====== Document text

Water and/or steam is contacted with molten slag in the presence of reducing agents in a reactor, like for examples a carbonaceous material.

Presence of FeO and/or other reducing agents such as carbon in the form of coal, coke or refractory blocks enhance the process of hydrogen generation. At the operating temperature (above 1500° C.), it is still possible for hydrogen to recombine with oxygen to form water. However, FeO present in the slag reacts with the oxygen to form higher valence oxides such as Fe₂O₃ and Fe₃O₄.

The thermodynamic activity of oxygen in the immediate vicinity of slag is reduced, thus reducing the chances of recombination of hydrogen and oxygen.

Presence of strong deoxidizers such as carbon (in the form of coal, coke or graphite blocks) enhances the kinetics of removal of oxygen, further improving the efficiency of the hydrogen generation process. Waste materials as reducing agents like carbonaceous materials, are abundantly available in steel plants for use in this process to assist the generation of hydrogen by contacting water and/or steam with molten slag in the presence of a reducing agent in the reactor.

Thus the present invention provides a method for producing hydrogen and/or other gases from steel plant wastes and waste heat, comprising the steps of providing molten waste from a steel plant, like molten slag, in a reactor; contacting the molten slag with water and/or steam in the presence of a reducing agent to form a stream of hydrogen and/or other gases; and extracting hydrogen and/or other gases from said stream.

BRIEF DESCRIPTION OF THE ACCOMPANYING DRAWING

The invention can now be described in detail with the help of the figure of the accompanying drawing in which:

FIG. 1 shows a schematic set up for producing a stream of gases using steel plant wastes and their waste heat in accordance with the present invention.

DETAILED DESCRIPTION OF THE INVENTION

Water and/or steam is sprayed on LD slag, or other steel plant wastes with temperature above 1600° C. The waste is either static, for example in a static reactor or a ladle or a pot 1 or on ground or moving (e.g., being poured or in fluid motion down a slope or on a conveyor). The water sprayed through a water line 3 immediately splits when it comes in contact with the hot slag. The emanating gases are funneled through a hood 2 placed over the area and collected using a gas collection pipe 4.

The preferred temperature of the molten slag in the reactor is greater than about 1250° C. when water is sprayed into the molten slag.

The oxygen generated from splitting of water will react with the carbon present forming carbon monoxide. The gas stream comprising hydrogen and carbon monoxide can then be collected from the reactor.

In the present invention the production of a gas stream comprises hydrogen and carbon monoxide in the volume ratio of between 1:0.2 to 1:1.

============

* [Task requirements]:
**a.** In the listing, switch "rocket-icon" to "launch-icon" and rewrite the lines starting at the one with "count-badge: 1 [822,1059,858,1095]" and ending at the one with "stat-pending-receipt[interactable]: 4686 待收货!". Leave everything else unchanged.
**b.** Please pick up the text on producing hydrogen from molten steel slag and continue it.

====== Entries

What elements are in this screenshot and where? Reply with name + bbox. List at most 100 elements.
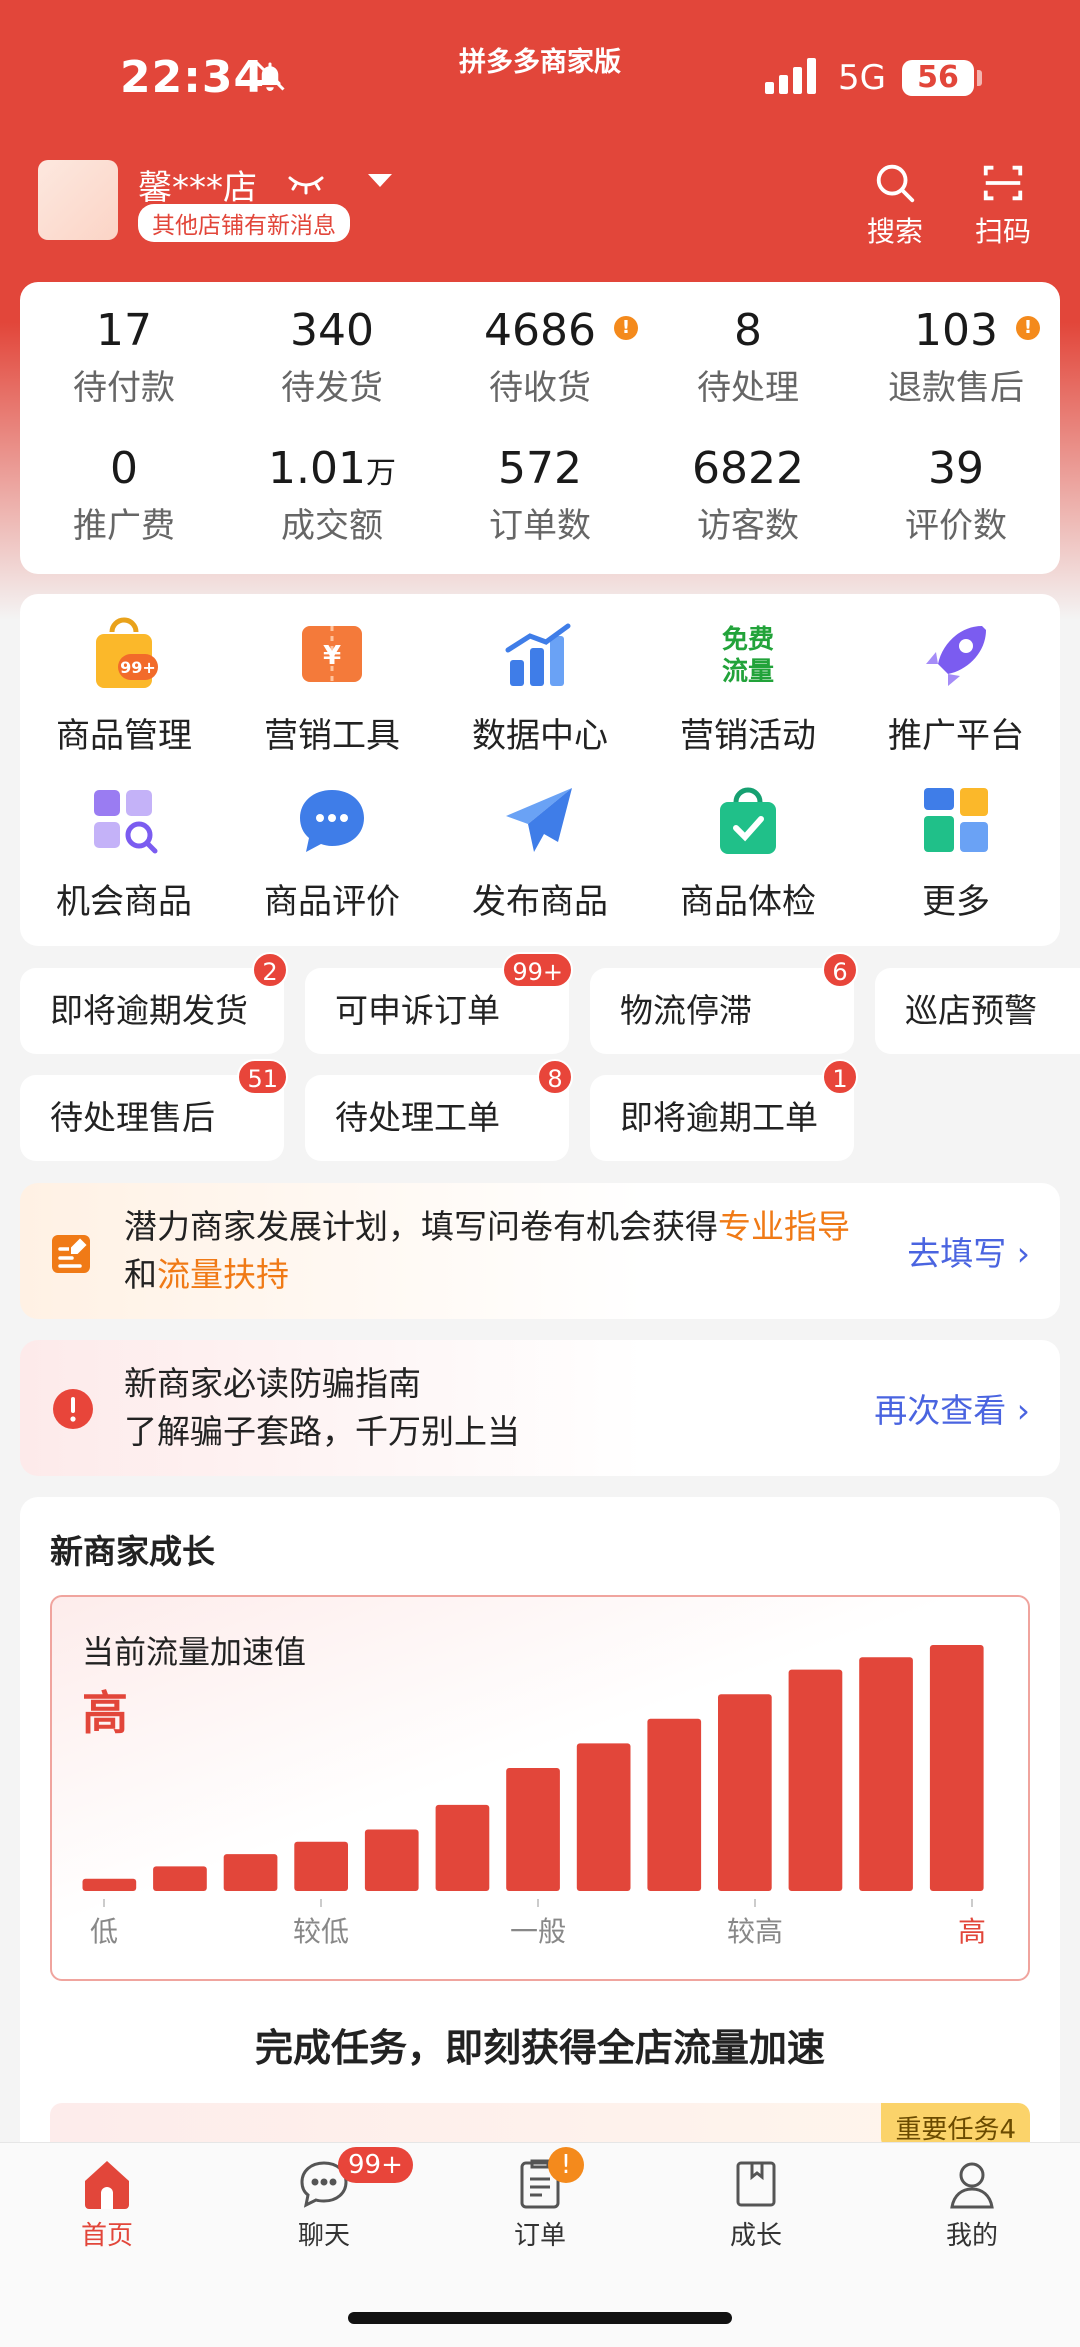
count-badge: 1 [822,1059,858,1095]
grid-item-product-manage[interactable]: 99+ 商品管理 [20,614,228,757]
chip-overdue-tickets[interactable]: 即将逾期工单 1 [590,1059,858,1161]
rocket-icon [926,626,986,686]
stat-pending-receipt[interactable]: 4686 待收货! [436,302,644,409]
chip-store-patrol-warning[interactable]: 巡店预警 [875,968,1080,1054]
x-tick-label: 较低 [293,1915,349,1948]
chip-logistics-stalled[interactable]: 物流停滞 6 [590,952,858,1054]
chip-pending-tickets[interactable]: 待处理工单 8 [305,1059,573,1161]
count-badge: 51 [237,1059,288,1095]
alert-dot-icon: ! [1016,316,1040,340]
tab-chat[interactable]: 聊天 99+ [254,2147,413,2252]
check-bag-icon [720,787,776,854]
chat-bubble-icon [300,790,364,852]
anti-fraud-banner[interactable]: 新商家必读防骗指南 了解骗子套路，千万别上当 再次查看 › [20,1340,1060,1476]
stat-gmv[interactable]: 1.01万 成交额 [228,440,436,547]
battery-level: 56 [902,60,974,96]
stat-reviews[interactable]: 39 评价数 [852,440,1060,547]
stat-refund-aftersale[interactable]: 103 退款售后! [852,302,1060,409]
feature-grid: 99+ 商品管理 ¥ 营销工具 数据中心 免费 流量 营销活动 推广平台 机会商品… [20,594,1060,946]
chevron-right-icon: › [1016,1234,1030,1273]
battery-tip [977,70,982,86]
potential-merchant-banner[interactable]: 潜力商家发展计划，填写问卷有机会获得专业指导和流量扶持 去填写 › [20,1183,1060,1319]
free-traffic-icon: 免费流量 [722,624,774,687]
chip-appealable-orders[interactable]: 可申诉订单 99+ [305,952,573,1054]
svg-text:99+: 99+ [120,658,156,677]
search-button[interactable]: 搜索 [850,160,940,250]
tab-orders[interactable]: 订单 ! [470,2147,610,2252]
stat-to-process[interactable]: 8 待处理 [644,302,852,409]
chart-bar [859,1657,913,1891]
home-icon [85,2161,129,2209]
chat-count-badge: 99+ [338,2147,413,2183]
bar-chart-icon [505,623,571,686]
task-title: 完成任务，即刻获得全店流量加速 [254,2026,825,2070]
eye-closed-icon[interactable] [286,170,326,200]
chart-bar [506,1768,560,1891]
other-shop-notice[interactable]: 其他店铺有新消息 [138,204,350,242]
grid-item-marketing-activity[interactable]: 免费 流量 营销活动 [644,614,852,757]
stat-pending-shipment[interactable]: 340 待发货 [228,302,436,409]
chip-pending-aftersale[interactable]: 待处理售后 51 [20,1059,288,1161]
x-tick-label: 一般 [510,1915,566,1948]
grid-item-data-center[interactable]: 数据中心 [436,614,644,757]
potential-merchant-text: 潜力商家发展计划，填写问卷有机会获得专业指导和流量扶持 [124,1207,850,1294]
search-grid-icon [94,790,158,854]
more-apps-icon [924,788,988,852]
network-type: 5G [838,58,886,98]
chart-bar [82,1878,137,1891]
x-tick-label: 低 [90,1915,118,1948]
chart-bar [294,1841,348,1891]
chart-bar [223,1854,278,1891]
shop-avatar[interactable] [38,160,118,240]
home-indicator [348,2312,732,2324]
chart-bar [576,1743,631,1891]
x-tick-label: 较高 [727,1915,783,1948]
scan-button[interactable]: 扫码 [958,160,1048,250]
chip-overdue-shipment[interactable]: 即将逾期发货 2 [20,952,288,1054]
scan-icon [983,165,1023,201]
count-badge: 99+ [502,952,573,988]
stat-visitors[interactable]: 6822 访客数 [644,440,852,547]
scan-label: 扫码 [974,215,1031,248]
fill-survey-link[interactable]: 去填写 › [907,1227,1030,1275]
tab-growth[interactable]: 成长 [686,2155,826,2252]
alert-dot-icon: ! [614,316,638,340]
growth-title: 新商家成长 [50,1532,215,1571]
user-icon [950,2162,994,2209]
signal-icon [765,58,823,98]
stat-order-count[interactable]: 572 订单数 [436,440,644,547]
stat-promo-fee[interactable]: 0 推广费 [20,440,228,547]
coupon-icon: ¥ [302,626,362,682]
count-badge: 6 [822,952,858,988]
tab-home[interactable]: 首页 [37,2155,177,2252]
grid-item-promo-platform[interactable]: 推广平台 [852,614,1060,757]
traffic-boost-chart: 当前流量加速值 高 低较低 一般 较高高 [50,1595,1030,1981]
bar-chart: 低 较低 一般 较高 高 [82,1645,986,1948]
count-badge: 2 [252,952,288,988]
paper-plane-icon [506,788,572,852]
grid-item-more[interactable]: 更多 [852,780,1060,923]
shopping-bag-icon: 99+ [96,617,158,688]
tab-me[interactable]: 我的 [902,2155,1042,2252]
grid-item-product-reviews[interactable]: 商品评价 [228,780,436,923]
chevron-down-icon[interactable] [366,170,394,194]
stat-pending-payment[interactable]: 17 待付款 [20,302,228,409]
chart-bar [435,1804,490,1891]
alert-dot-icon: ! [548,2147,584,2183]
chart-bar [929,1645,984,1891]
shop-name[interactable]: 馨***店 [138,160,257,209]
x-tick-label: 高 [958,1915,986,1948]
grid-item-publish-product[interactable]: 发布商品 [436,780,644,923]
grid-item-marketing-tools[interactable]: ¥ 营销工具 [228,614,436,757]
search-label: 搜索 [866,215,923,248]
view-again-link[interactable]: 再次查看 › [874,1384,1030,1432]
svg-text:¥: ¥ [323,641,341,671]
svg-text:流量: 流量 [722,657,774,687]
anti-fraud-text: 新商家必读防骗指南 了解骗子套路，千万别上当 [124,1364,520,1451]
chart-bar [153,1866,207,1891]
grid-item-product-check[interactable]: 商品体检 [644,780,852,923]
svg-text:免费: 免费 [722,624,774,655]
edit-form-icon [52,1235,90,1273]
search-icon [876,164,915,203]
grid-item-opportunity-products[interactable]: 机会商品 [20,780,228,923]
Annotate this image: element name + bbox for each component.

============

* [Answers to the exercises]:
**a.**
count-badge: 1 [822,1059,858,1095]
grid-item-product-manage[interactable]: 99+ 商品管理 [20,614,228,757]
chip-overdue-tickets[interactable]: 即将逾期工单 1 [590,1059,858,1161]
launch-icon [926,626,986,686]
stat-pending-receipt[interactable]: 4686 待收货! [436,302,644,409]

**b.**
The gas stream produced in the reactor, comprises at least 10 volume percent of hydrogen gas and not greater than about 15 volume percent of carbon dioxide.

In another embodiment the extracted gas stream may comprise hydrogen and carbon monoxide in the ratio of 1:1 to about 8:1.

The water present may be extracted from the gas stream for recycling.

The water is contacted with the molten slag in the reactor by spraying water using a spray nozzle. Steam can also be injected into the molten slag in the reactor, using a lance.

The reducing agent or the carbonaceous material can be injected into the molten slag in the reactor along with the water and/or steam.

The carbonaceous material to be injected into the molten slag may comprise material selected from a group consisting of coal, coke, steel plant waste, municipal waste and coal mine waste. The ratio of water to carbonaceous material injected may be from about 1:0.1 to 1:1.

For promoting the formation of hydrogen, a flux may be added to the molten slag and the carbonaceous material.

From the stream of hydrogen and/or other gases produced by the method of the present invention, the hydrogen and carbon monoxide can be separated.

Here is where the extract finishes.